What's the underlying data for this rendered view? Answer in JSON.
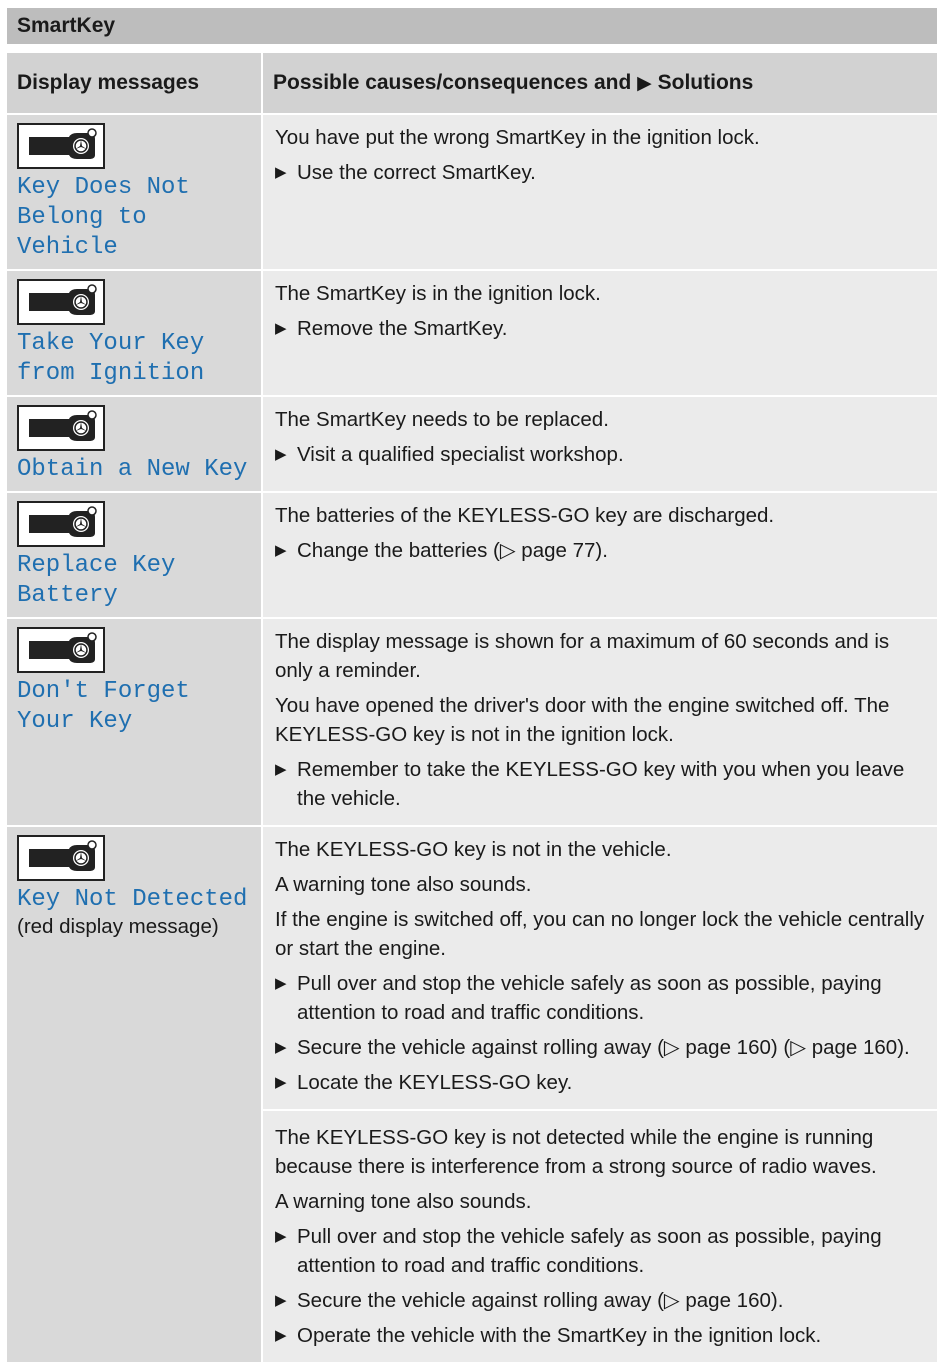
{
  "section_title": "SmartKey",
  "headers": {
    "col1": "Display messages",
    "col2_prefix": "Possible causes/consequences and",
    "col2_suffix": "Solutions"
  },
  "rows": [
    {
      "message": "Key Does Not Belong to Vehicle",
      "causes": [
        "You have put the wrong SmartKey in the ignition lock."
      ],
      "steps": [
        "Use the correct SmartKey."
      ]
    },
    {
      "message": "Take Your Key from Ignition",
      "causes": [
        "The SmartKey is in the ignition lock."
      ],
      "steps": [
        "Remove the SmartKey."
      ]
    },
    {
      "message": "Obtain a New Key",
      "causes": [
        "The SmartKey needs to be replaced."
      ],
      "steps": [
        "Visit a qualified specialist workshop."
      ]
    },
    {
      "message": "Replace Key Battery",
      "causes": [
        "The batteries of the KEYLESS-GO key are discharged."
      ],
      "steps": [
        "Change the batteries (▷ page 77)."
      ]
    },
    {
      "message": "Don't Forget Your Key",
      "causes": [
        "The display message is shown for a maximum of 60 seconds and is only a reminder.",
        "You have opened the driver's door with the engine switched off. The KEYLESS-GO key is not in the ignition lock."
      ],
      "steps": [
        "Remember to take the KEYLESS-GO key with you when you leave the vehicle."
      ]
    },
    {
      "message": "Key Not Detected",
      "note": "(red display message)",
      "causes": [
        "The KEYLESS-GO key is not in the vehicle.",
        "A warning tone also sounds.",
        "If the engine is switched off, you can no longer lock the vehicle centrally or start the engine."
      ],
      "steps": [
        "Pull over and stop the vehicle safely as soon as possible, paying attention to road and traffic conditions.",
        "Secure the vehicle against rolling away (▷ page 160) (▷ page 160).",
        "Locate the KEYLESS-GO key."
      ],
      "causes_b": [
        "The KEYLESS-GO key is not detected while the engine is running because there is interference from a strong source of radio waves.",
        "A warning tone also sounds."
      ],
      "steps_b": [
        "Pull over and stop the vehicle safely as soon as possible, paying attention to road and traffic conditions.",
        "Secure the vehicle against rolling away (▷ page 160).",
        "Operate the vehicle with the SmartKey in the ignition lock."
      ]
    }
  ],
  "icons": {
    "key": "smartkey-icon",
    "step": "arrow-right-icon"
  }
}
= = =
WHAT THE EXERCISE ASKS -> Reproduce every line of the listing above in which the string "rolling" appears.

EXERCISE OUTPUT ->
        "Secure the vehicle against rolling away (▷ page 160) (▷ page 160).",
        "Secure the vehicle against rolling away (▷ page 160).",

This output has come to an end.